The input:
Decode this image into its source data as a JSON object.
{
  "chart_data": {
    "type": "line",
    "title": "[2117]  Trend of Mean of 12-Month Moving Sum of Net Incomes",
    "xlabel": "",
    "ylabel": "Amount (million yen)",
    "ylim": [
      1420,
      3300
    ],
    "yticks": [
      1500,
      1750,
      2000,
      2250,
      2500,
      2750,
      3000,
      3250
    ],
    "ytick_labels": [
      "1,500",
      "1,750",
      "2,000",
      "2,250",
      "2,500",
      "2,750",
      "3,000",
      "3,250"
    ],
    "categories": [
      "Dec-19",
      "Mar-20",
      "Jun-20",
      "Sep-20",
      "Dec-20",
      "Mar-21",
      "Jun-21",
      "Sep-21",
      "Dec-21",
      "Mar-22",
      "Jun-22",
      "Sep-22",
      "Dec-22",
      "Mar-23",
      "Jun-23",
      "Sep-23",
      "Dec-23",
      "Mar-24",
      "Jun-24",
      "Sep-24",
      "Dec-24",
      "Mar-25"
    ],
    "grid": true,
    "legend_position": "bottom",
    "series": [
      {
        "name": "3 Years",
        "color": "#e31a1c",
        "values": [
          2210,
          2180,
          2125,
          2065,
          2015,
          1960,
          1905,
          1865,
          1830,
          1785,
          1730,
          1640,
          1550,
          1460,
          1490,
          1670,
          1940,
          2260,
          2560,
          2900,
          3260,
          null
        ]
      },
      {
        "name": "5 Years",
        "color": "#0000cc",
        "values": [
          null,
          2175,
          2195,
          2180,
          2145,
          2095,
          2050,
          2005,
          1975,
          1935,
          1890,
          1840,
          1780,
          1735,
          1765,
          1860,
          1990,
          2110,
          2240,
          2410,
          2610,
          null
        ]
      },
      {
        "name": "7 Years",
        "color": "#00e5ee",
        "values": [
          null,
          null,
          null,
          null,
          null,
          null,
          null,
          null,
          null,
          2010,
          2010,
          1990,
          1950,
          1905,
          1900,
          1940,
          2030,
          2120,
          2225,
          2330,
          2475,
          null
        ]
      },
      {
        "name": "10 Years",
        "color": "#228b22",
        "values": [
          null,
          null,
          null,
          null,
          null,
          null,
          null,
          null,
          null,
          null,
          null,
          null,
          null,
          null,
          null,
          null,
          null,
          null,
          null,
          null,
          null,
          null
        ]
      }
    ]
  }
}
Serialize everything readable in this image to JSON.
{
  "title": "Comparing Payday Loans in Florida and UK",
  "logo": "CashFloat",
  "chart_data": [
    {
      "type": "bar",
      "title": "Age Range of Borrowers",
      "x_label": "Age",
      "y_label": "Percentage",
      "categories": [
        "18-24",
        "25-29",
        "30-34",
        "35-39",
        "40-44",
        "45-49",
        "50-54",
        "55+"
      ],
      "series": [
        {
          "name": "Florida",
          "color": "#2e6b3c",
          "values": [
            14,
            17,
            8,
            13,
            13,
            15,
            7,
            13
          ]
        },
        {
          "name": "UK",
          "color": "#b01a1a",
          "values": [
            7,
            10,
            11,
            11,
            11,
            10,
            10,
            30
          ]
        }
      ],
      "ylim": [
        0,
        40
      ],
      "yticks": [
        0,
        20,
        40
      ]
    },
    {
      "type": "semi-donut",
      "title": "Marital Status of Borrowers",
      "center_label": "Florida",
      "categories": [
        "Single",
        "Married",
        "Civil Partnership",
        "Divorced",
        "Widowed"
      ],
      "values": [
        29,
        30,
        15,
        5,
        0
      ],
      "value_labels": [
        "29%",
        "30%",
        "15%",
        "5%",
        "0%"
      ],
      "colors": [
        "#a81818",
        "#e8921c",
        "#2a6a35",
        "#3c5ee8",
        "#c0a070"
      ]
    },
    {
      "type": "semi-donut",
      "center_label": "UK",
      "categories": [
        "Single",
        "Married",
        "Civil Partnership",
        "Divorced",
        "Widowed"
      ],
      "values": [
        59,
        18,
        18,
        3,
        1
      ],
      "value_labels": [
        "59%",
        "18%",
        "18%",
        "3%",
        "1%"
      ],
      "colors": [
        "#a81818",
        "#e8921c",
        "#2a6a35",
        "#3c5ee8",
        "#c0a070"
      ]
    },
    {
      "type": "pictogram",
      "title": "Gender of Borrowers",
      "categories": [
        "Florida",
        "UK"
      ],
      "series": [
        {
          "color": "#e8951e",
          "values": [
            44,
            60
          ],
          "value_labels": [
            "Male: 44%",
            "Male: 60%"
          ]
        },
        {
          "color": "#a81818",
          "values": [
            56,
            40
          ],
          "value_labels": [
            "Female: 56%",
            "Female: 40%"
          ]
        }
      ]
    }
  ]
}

Task statement:
From the data above, pick out each line containing "title" and copy it.

Exercise response:
    "title": "[2117]  Trend of Mean of 12-Month Moving Sum of Net Incomes",
  "title": "Comparing Payday Loans in Florida and UK",
      "title": "Age Range of Borrowers",
      "title": "Marital Status of Borrowers",
      "title": "Gender of Borrowers",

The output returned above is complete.